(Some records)
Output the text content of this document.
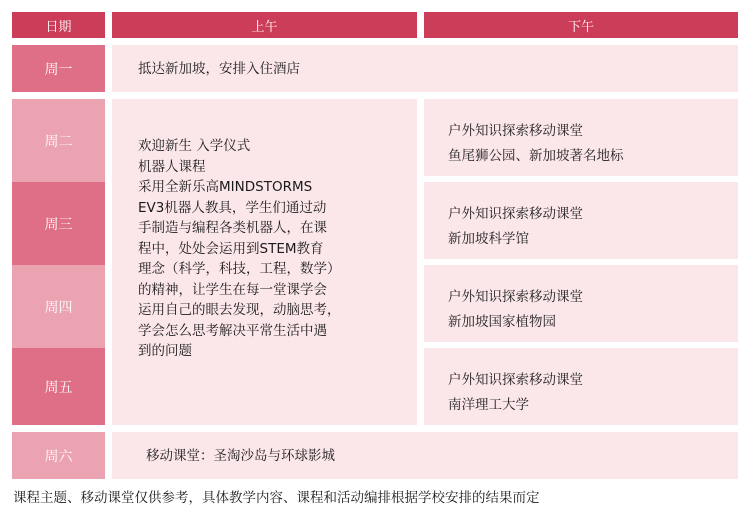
日期	上午	下午
周一
周二
周三
周四
周五
周六
抵达新加坡，安排入住酒店
欢迎新生 入学仪式
机器人课程
采用全新乐高MINDSTORMS
EV3机器人教具，学生们通过动
手制造与编程各类机器人，在课
程中，处处会运用到STEM教育
理念（科学，科技，工程，数学）
的精神，让学生在每一堂课学会
运用自己的眼去发现，动脑思考，
学会怎么思考解决平常生活中遇
到的问题
户外知识探索移动课堂
鱼尾狮公园、新加坡著名地标
户外知识探索移动课堂
新加坡科学馆
户外知识探索移动课堂
新加坡国家植物园
户外知识探索移动课堂
南洋理工大学
移动课堂：圣淘沙岛与环球影城
课程主题、移动课堂仅供参考，具体教学内容、课程和活动编排根据学校安排的结果而定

• **EXERCISE TASK**: Reproduce every line of the material precisely, omitting its pictures.

• **EXERCISE RESPONSE**:
Output the text content of this document.
日期	上午	下午
周一
周二
周三
周四
周五
周六
抵达新加坡，安排入住酒店
欢迎新生 入学仪式
机器人课程
采用全新乐高MINDSTORMS
EV3机器人教具，学生们通过动
手制造与编程各类机器人，在课
程中，处处会运用到STEM教育
理念（科学，科技，工程，数学）
的精神，让学生在每一堂课学会
运用自己的眼去发现，动脑思考，
学会怎么思考解决平常生活中遇
到的问题
户外知识探索移动课堂
鱼尾狮公园、新加坡著名地标
户外知识探索移动课堂
新加坡科学馆
户外知识探索移动课堂
新加坡国家植物园
户外知识探索移动课堂
南洋理工大学
移动课堂：圣淘沙岛与环球影城
课程主题、移动课堂仅供参考，具体教学内容、课程和活动编排根据学校安排的结果而定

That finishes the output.